TASK PROMPT: Collect each line of the entries that holds the string "врат".

::: MATERIALS PROVIDED :::

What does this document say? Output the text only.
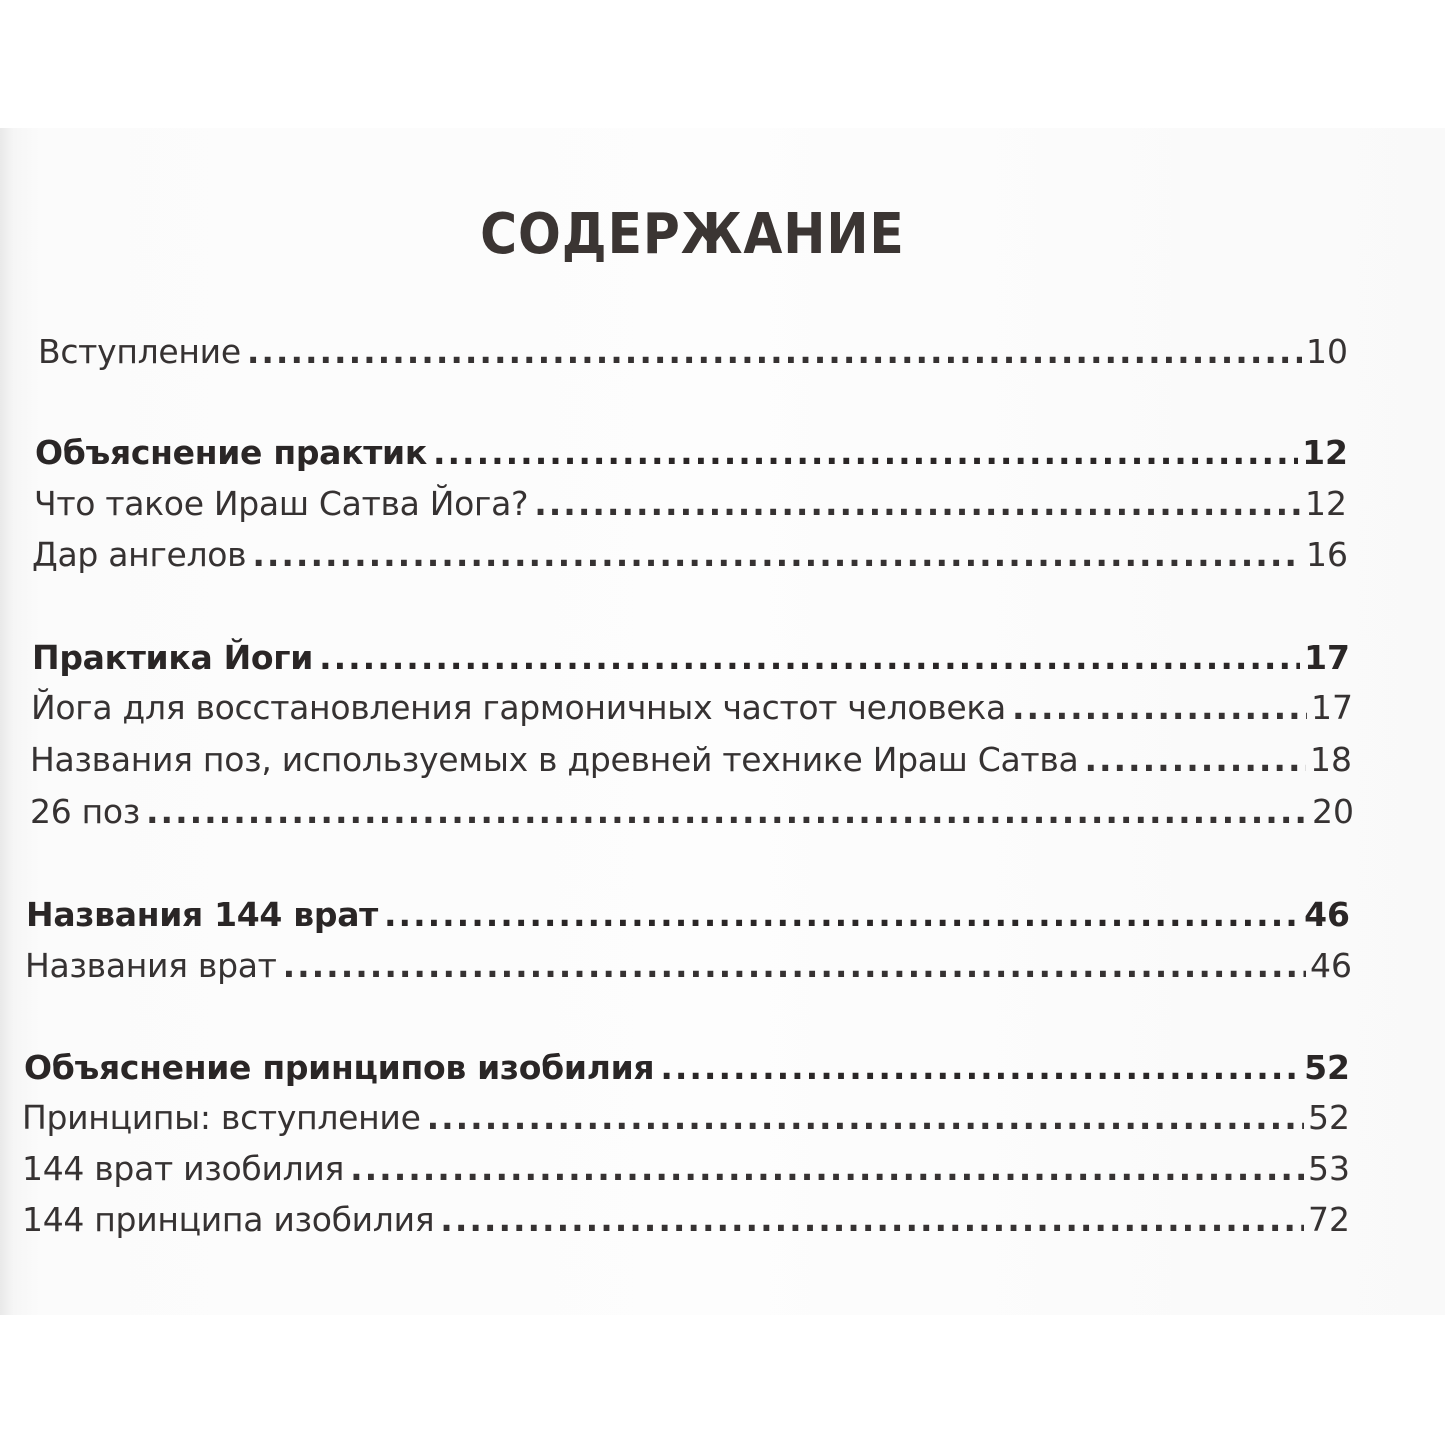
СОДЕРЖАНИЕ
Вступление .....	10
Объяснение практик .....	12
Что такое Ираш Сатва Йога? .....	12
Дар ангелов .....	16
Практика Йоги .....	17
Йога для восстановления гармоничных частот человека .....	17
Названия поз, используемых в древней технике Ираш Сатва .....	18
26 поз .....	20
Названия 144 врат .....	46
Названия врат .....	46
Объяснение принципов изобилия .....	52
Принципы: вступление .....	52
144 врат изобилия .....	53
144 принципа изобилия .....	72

:::

THE REPLY:
Названия 144 врат .....	46
Названия врат .....	46
144 врат изобилия .....	53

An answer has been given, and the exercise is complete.